Extracts from a graphics dataset:
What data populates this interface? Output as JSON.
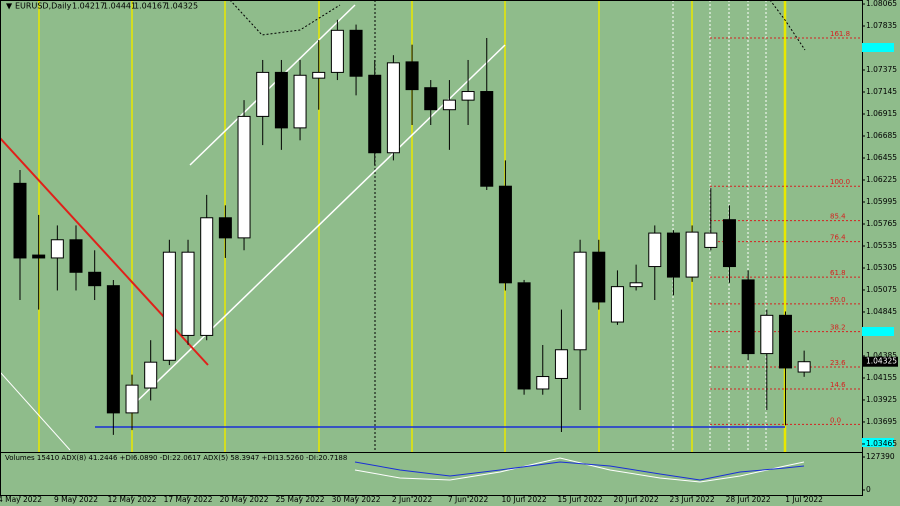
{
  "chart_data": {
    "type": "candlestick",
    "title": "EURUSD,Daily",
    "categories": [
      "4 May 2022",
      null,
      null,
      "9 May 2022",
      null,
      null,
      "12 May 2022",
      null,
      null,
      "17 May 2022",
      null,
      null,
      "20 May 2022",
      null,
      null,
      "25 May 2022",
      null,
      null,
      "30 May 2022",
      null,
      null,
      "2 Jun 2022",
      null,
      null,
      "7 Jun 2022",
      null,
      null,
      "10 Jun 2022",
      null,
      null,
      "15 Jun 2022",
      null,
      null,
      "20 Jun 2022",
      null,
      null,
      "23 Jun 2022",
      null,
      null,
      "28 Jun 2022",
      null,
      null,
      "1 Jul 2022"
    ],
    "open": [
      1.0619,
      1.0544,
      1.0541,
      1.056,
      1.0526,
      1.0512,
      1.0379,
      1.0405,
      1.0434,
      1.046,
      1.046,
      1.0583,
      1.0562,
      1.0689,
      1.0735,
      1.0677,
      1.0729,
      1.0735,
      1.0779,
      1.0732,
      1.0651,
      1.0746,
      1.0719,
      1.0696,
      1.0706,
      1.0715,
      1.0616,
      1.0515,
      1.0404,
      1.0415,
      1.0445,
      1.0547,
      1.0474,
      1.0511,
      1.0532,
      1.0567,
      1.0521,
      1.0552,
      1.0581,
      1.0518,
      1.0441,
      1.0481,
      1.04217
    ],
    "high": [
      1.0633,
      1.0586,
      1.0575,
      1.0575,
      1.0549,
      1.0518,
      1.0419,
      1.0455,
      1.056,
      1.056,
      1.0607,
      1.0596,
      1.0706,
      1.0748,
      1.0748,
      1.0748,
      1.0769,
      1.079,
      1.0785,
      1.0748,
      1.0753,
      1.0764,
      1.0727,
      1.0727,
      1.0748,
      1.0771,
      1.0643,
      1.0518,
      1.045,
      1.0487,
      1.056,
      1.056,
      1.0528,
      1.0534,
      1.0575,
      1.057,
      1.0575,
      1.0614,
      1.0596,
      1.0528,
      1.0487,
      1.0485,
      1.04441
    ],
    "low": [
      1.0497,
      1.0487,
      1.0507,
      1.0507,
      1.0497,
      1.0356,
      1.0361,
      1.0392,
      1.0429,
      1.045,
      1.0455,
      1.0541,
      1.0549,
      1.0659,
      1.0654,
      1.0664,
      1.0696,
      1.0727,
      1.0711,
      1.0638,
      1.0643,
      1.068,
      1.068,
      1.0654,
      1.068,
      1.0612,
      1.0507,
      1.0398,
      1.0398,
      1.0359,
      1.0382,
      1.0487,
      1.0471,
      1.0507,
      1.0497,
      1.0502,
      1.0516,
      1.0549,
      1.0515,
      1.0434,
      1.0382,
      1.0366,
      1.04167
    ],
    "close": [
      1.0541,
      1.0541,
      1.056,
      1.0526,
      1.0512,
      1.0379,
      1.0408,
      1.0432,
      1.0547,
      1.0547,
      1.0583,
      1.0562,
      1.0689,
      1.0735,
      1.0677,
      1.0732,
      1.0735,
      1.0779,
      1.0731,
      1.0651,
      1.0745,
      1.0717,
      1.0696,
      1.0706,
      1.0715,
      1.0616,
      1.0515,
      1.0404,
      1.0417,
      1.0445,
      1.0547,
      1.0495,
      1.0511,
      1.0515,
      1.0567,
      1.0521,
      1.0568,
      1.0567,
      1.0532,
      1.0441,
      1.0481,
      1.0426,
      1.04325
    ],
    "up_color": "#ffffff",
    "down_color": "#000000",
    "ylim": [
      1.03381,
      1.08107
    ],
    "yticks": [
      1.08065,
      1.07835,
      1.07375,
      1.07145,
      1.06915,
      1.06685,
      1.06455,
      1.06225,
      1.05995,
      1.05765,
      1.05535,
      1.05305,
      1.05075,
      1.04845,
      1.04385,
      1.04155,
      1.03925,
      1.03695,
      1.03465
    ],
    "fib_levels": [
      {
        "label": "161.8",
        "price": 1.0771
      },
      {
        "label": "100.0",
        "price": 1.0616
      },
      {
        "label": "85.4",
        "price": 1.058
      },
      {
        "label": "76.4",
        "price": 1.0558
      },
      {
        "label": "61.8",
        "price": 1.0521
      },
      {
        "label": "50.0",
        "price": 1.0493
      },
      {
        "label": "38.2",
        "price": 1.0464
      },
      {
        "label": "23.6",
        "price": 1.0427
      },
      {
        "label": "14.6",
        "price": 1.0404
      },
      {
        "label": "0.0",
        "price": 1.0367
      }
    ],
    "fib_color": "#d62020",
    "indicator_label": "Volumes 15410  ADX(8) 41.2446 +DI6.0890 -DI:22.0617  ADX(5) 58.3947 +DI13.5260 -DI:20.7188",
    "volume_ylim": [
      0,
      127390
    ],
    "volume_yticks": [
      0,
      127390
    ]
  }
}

__WHAT IS NEEDED__
Every record above should be transcribed exactly; the pictures stay out of the copy.

__EXERCISE SOLUTION__
What data populates this interface? Output as JSON.
{
  "chart_data": {
    "type": "candlestick",
    "title": "EURUSD,Daily",
    "categories": [
      "4 May 2022",
      null,
      null,
      "9 May 2022",
      null,
      null,
      "12 May 2022",
      null,
      null,
      "17 May 2022",
      null,
      null,
      "20 May 2022",
      null,
      null,
      "25 May 2022",
      null,
      null,
      "30 May 2022",
      null,
      null,
      "2 Jun 2022",
      null,
      null,
      "7 Jun 2022",
      null,
      null,
      "10 Jun 2022",
      null,
      null,
      "15 Jun 2022",
      null,
      null,
      "20 Jun 2022",
      null,
      null,
      "23 Jun 2022",
      null,
      null,
      "28 Jun 2022",
      null,
      null,
      "1 Jul 2022"
    ],
    "open": [
      1.0619,
      1.0544,
      1.0541,
      1.056,
      1.0526,
      1.0512,
      1.0379,
      1.0405,
      1.0434,
      1.046,
      1.046,
      1.0583,
      1.0562,
      1.0689,
      1.0735,
      1.0677,
      1.0729,
      1.0735,
      1.0779,
      1.0732,
      1.0651,
      1.0746,
      1.0719,
      1.0696,
      1.0706,
      1.0715,
      1.0616,
      1.0515,
      1.0404,
      1.0415,
      1.0445,
      1.0547,
      1.0474,
      1.0511,
      1.0532,
      1.0567,
      1.0521,
      1.0552,
      1.0581,
      1.0518,
      1.0441,
      1.0481,
      1.04217
    ],
    "high": [
      1.0633,
      1.0586,
      1.0575,
      1.0575,
      1.0549,
      1.0518,
      1.0419,
      1.0455,
      1.056,
      1.056,
      1.0607,
      1.0596,
      1.0706,
      1.0748,
      1.0748,
      1.0748,
      1.0769,
      1.079,
      1.0785,
      1.0748,
      1.0753,
      1.0764,
      1.0727,
      1.0727,
      1.0748,
      1.0771,
      1.0643,
      1.0518,
      1.045,
      1.0487,
      1.056,
      1.056,
      1.0528,
      1.0534,
      1.0575,
      1.057,
      1.0575,
      1.0614,
      1.0596,
      1.0528,
      1.0487,
      1.0485,
      1.04441
    ],
    "low": [
      1.0497,
      1.0487,
      1.0507,
      1.0507,
      1.0497,
      1.0356,
      1.0361,
      1.0392,
      1.0429,
      1.045,
      1.0455,
      1.0541,
      1.0549,
      1.0659,
      1.0654,
      1.0664,
      1.0696,
      1.0727,
      1.0711,
      1.0638,
      1.0643,
      1.068,
      1.068,
      1.0654,
      1.068,
      1.0612,
      1.0507,
      1.0398,
      1.0398,
      1.0359,
      1.0382,
      1.0487,
      1.0471,
      1.0507,
      1.0497,
      1.0502,
      1.0516,
      1.0549,
      1.0515,
      1.0434,
      1.0382,
      1.0366,
      1.04167
    ],
    "close": [
      1.0541,
      1.0541,
      1.056,
      1.0526,
      1.0512,
      1.0379,
      1.0408,
      1.0432,
      1.0547,
      1.0547,
      1.0583,
      1.0562,
      1.0689,
      1.0735,
      1.0677,
      1.0732,
      1.0735,
      1.0779,
      1.0731,
      1.0651,
      1.0745,
      1.0717,
      1.0696,
      1.0706,
      1.0715,
      1.0616,
      1.0515,
      1.0404,
      1.0417,
      1.0445,
      1.0547,
      1.0495,
      1.0511,
      1.0515,
      1.0567,
      1.0521,
      1.0568,
      1.0567,
      1.0532,
      1.0441,
      1.0481,
      1.0426,
      1.04325
    ],
    "up_color": "#ffffff",
    "down_color": "#000000",
    "ylim": [
      1.03381,
      1.08107
    ],
    "yticks": [
      1.08065,
      1.07835,
      1.07375,
      1.07145,
      1.06915,
      1.06685,
      1.06455,
      1.06225,
      1.05995,
      1.05765,
      1.05535,
      1.05305,
      1.05075,
      1.04845,
      1.04385,
      1.04155,
      1.03925,
      1.03695,
      1.03465
    ],
    "fib_levels": [
      {
        "label": "161.8",
        "price": 1.0771
      },
      {
        "label": "100.0",
        "price": 1.0616
      },
      {
        "label": "85.4",
        "price": 1.058
      },
      {
        "label": "76.4",
        "price": 1.0558
      },
      {
        "label": "61.8",
        "price": 1.0521
      },
      {
        "label": "50.0",
        "price": 1.0493
      },
      {
        "label": "38.2",
        "price": 1.0464
      },
      {
        "label": "23.6",
        "price": 1.0427
      },
      {
        "label": "14.6",
        "price": 1.0404
      },
      {
        "label": "0.0",
        "price": 1.0367
      }
    ],
    "fib_color": "#d62020",
    "indicator_label": "Volumes 15410  ADX(8) 41.2446 +DI6.0890 -DI:22.0617  ADX(5) 58.3947 +DI13.5260 -DI:20.7188",
    "volume_ylim": [
      0,
      127390
    ],
    "volume_yticks": [
      0,
      127390
    ]
  }
}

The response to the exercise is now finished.